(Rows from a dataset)
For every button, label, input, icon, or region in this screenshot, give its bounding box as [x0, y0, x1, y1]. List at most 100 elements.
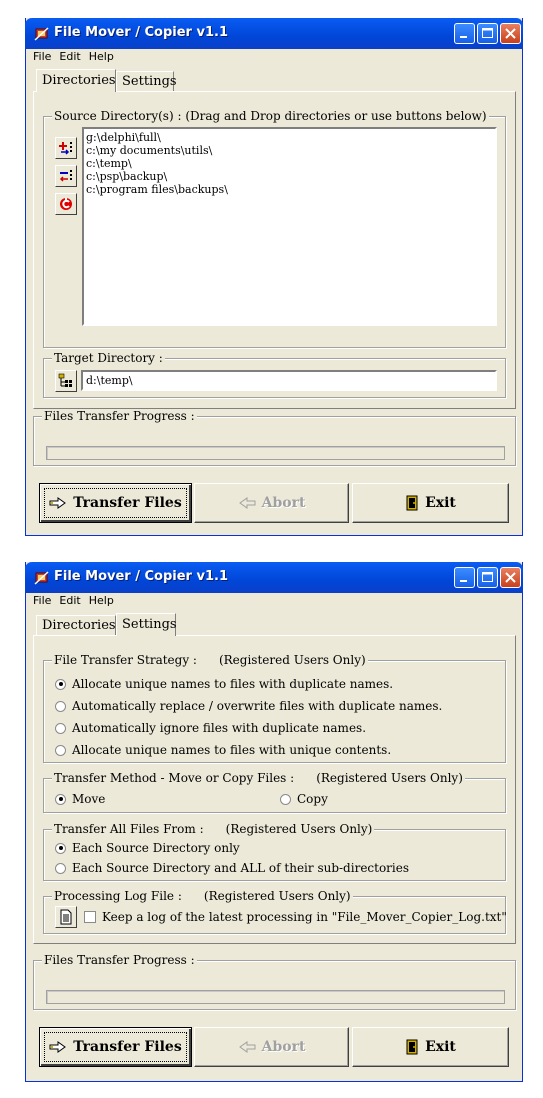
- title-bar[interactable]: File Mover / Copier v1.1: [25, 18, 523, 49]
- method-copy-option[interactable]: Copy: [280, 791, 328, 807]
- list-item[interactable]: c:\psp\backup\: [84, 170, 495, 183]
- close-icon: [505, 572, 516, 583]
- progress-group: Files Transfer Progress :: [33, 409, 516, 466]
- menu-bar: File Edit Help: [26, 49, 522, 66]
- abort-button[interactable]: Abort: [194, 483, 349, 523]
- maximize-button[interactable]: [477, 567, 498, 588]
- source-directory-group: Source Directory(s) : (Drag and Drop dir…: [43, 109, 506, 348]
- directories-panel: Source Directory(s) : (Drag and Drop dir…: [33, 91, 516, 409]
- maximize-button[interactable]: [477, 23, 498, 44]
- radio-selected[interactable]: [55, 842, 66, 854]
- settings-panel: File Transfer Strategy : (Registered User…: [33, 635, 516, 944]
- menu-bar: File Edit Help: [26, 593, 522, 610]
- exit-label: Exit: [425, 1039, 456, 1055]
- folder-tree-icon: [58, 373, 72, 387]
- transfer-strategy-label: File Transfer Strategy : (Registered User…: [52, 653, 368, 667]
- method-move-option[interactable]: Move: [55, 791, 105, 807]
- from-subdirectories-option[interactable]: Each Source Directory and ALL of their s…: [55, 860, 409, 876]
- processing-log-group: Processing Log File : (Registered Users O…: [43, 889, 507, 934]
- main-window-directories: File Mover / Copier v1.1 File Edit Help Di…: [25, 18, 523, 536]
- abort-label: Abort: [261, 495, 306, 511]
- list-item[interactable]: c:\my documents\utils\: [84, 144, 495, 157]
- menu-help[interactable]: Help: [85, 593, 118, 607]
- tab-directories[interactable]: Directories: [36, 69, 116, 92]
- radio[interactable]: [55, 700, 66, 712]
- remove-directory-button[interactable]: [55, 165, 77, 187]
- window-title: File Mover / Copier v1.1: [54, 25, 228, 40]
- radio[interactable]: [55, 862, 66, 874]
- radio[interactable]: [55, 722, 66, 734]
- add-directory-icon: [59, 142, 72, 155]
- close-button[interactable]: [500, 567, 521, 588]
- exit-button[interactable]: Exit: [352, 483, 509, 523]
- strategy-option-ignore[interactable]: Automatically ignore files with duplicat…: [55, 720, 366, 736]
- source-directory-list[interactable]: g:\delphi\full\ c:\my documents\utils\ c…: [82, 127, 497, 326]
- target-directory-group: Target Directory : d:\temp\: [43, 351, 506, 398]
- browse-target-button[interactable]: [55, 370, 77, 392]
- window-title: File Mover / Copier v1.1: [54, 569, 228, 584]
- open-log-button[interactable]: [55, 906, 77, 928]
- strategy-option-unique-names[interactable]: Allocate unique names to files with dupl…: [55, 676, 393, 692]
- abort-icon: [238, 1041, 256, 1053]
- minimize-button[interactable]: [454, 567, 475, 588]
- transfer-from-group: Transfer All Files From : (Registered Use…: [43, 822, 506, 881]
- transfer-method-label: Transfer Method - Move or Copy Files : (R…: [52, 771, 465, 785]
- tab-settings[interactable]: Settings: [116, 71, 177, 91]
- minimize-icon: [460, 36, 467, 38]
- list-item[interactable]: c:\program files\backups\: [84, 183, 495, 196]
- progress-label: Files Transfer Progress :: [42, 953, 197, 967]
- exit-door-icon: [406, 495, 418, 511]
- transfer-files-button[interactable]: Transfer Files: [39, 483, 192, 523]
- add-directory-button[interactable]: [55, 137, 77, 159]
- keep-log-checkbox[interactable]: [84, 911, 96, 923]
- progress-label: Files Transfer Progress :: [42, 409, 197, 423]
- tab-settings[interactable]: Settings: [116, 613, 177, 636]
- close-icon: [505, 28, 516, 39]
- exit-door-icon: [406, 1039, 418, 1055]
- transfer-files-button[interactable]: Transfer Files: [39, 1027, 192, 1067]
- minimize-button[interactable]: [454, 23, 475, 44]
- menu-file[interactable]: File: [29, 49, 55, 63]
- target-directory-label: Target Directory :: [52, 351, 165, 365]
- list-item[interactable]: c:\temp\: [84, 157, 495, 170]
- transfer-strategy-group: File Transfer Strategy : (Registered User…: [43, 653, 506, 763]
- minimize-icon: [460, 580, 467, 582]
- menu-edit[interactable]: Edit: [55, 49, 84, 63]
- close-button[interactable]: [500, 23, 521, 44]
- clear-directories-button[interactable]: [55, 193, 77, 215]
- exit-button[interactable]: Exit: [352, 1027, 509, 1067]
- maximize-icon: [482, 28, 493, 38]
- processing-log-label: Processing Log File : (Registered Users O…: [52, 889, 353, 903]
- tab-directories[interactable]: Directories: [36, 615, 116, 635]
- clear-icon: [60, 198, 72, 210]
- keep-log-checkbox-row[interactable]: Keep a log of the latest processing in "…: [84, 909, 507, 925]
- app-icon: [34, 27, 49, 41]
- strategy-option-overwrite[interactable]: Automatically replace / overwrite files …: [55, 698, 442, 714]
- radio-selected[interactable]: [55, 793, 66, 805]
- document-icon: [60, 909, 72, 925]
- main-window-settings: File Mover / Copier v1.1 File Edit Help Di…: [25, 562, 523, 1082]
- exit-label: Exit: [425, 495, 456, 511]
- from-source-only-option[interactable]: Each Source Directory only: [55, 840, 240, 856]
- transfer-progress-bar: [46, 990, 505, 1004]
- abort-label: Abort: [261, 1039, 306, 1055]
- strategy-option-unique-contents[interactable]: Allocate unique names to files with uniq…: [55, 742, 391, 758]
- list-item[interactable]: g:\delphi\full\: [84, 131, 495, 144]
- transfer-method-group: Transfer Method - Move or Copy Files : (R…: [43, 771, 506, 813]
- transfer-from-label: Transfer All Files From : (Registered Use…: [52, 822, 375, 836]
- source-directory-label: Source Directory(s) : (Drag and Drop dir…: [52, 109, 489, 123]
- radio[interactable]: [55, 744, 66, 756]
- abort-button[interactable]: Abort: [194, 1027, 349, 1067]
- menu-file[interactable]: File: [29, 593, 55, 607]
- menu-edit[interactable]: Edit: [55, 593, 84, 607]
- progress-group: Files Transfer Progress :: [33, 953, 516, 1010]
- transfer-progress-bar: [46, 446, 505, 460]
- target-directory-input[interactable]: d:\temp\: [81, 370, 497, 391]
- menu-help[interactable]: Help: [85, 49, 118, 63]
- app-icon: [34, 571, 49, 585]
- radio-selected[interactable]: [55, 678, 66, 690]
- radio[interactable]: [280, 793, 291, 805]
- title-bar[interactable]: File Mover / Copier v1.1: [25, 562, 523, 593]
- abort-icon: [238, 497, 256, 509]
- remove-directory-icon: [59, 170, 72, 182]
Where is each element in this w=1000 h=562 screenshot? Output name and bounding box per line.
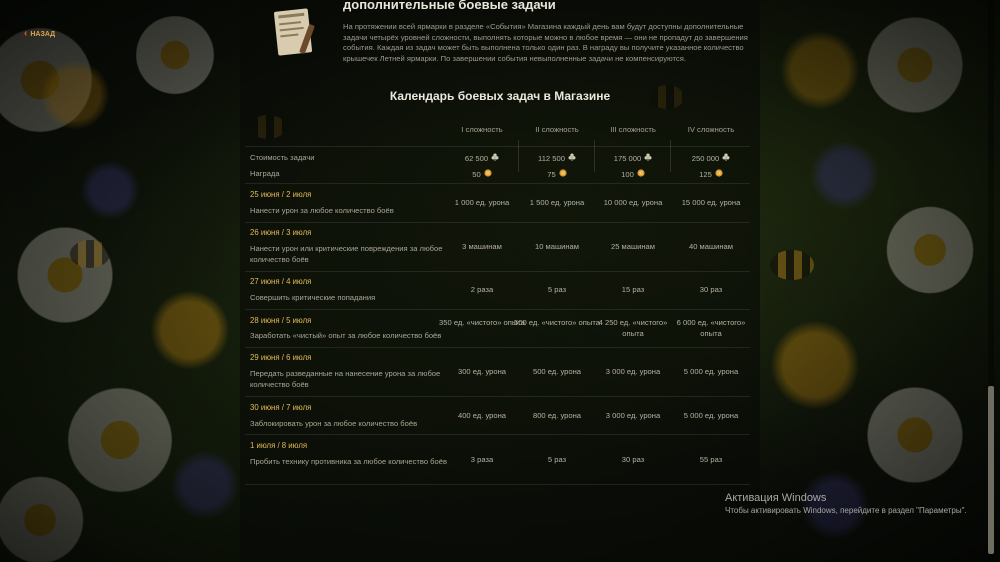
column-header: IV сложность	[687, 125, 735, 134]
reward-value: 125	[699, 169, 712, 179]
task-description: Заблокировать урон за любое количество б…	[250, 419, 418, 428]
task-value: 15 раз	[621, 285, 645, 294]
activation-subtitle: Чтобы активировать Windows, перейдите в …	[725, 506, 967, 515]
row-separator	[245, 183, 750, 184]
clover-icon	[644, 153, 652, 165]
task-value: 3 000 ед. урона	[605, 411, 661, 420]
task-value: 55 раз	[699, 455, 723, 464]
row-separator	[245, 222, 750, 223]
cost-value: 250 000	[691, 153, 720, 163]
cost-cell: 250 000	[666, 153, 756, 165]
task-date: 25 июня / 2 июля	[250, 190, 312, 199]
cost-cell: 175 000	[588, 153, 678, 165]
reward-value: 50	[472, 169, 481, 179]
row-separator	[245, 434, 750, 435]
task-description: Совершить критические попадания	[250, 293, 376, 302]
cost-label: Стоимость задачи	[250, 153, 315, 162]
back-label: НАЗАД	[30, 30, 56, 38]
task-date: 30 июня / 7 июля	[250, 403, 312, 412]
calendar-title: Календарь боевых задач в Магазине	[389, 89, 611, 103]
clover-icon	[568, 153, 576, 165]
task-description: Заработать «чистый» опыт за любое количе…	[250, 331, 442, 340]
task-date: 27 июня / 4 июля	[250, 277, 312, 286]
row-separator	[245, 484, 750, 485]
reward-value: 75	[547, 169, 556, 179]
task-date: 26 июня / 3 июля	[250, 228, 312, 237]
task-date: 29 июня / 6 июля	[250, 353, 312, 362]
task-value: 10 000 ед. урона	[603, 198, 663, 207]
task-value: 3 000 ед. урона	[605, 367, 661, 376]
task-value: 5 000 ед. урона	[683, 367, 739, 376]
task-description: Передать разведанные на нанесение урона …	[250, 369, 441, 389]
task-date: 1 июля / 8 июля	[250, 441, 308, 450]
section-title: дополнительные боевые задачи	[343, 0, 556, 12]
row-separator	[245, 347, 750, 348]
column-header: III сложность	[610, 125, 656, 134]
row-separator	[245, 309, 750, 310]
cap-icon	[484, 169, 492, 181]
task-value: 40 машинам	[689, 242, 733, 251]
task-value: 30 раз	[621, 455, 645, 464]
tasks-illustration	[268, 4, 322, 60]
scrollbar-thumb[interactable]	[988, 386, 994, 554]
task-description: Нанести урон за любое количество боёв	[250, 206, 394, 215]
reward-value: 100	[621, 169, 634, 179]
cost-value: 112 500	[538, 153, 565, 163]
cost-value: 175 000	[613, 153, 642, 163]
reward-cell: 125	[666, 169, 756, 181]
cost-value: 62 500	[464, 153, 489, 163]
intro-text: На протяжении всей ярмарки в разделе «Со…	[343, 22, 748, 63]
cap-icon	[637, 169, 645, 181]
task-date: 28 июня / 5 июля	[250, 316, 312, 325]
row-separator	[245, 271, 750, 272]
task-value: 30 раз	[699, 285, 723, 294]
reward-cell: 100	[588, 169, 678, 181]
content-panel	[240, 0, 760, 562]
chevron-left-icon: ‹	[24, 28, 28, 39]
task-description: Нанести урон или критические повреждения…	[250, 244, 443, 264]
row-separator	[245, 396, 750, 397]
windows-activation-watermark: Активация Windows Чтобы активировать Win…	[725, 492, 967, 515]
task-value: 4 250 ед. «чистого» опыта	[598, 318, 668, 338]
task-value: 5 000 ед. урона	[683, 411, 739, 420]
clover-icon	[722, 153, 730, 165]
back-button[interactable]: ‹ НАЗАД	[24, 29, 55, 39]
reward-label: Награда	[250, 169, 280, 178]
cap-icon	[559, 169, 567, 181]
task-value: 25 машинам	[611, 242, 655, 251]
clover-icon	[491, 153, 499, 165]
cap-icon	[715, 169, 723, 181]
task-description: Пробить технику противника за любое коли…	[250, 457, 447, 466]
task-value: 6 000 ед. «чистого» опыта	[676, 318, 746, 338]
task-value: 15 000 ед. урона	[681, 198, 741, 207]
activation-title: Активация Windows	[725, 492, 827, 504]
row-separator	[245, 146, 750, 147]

**Challenge**: Format the lines from the one containing "125, 735, 134]" through the one containing "222, 750, 223]" as a JSON list of strings, with one string per line and blank lines omitted.

**Response for this exercise**:
[
  "column-header: IV сложность\t[687, 125, 735, 134]",
  "reward-value: 125\t[699, 169, 712, 179]",
  "task-description: Заблокировать урон за любое количество б…\t[250, 419, 418, 428]",
  "task-value: 15 раз\t[621, 285, 645, 294]",
  "activation-subtitle: Чтобы активировать Windows, перейдите в …\t[725, 506, 967, 515]",
  "row-separator\t[245, 183, 750, 184]",
  "clover-icon\t[644, 153, 652, 165]",
  "task-value: 3 000 ед. урона\t[605, 411, 661, 420]",
  "task-value: 55 раз\t[699, 455, 723, 464]",
  "row-separator\t[245, 222, 750, 223]"
]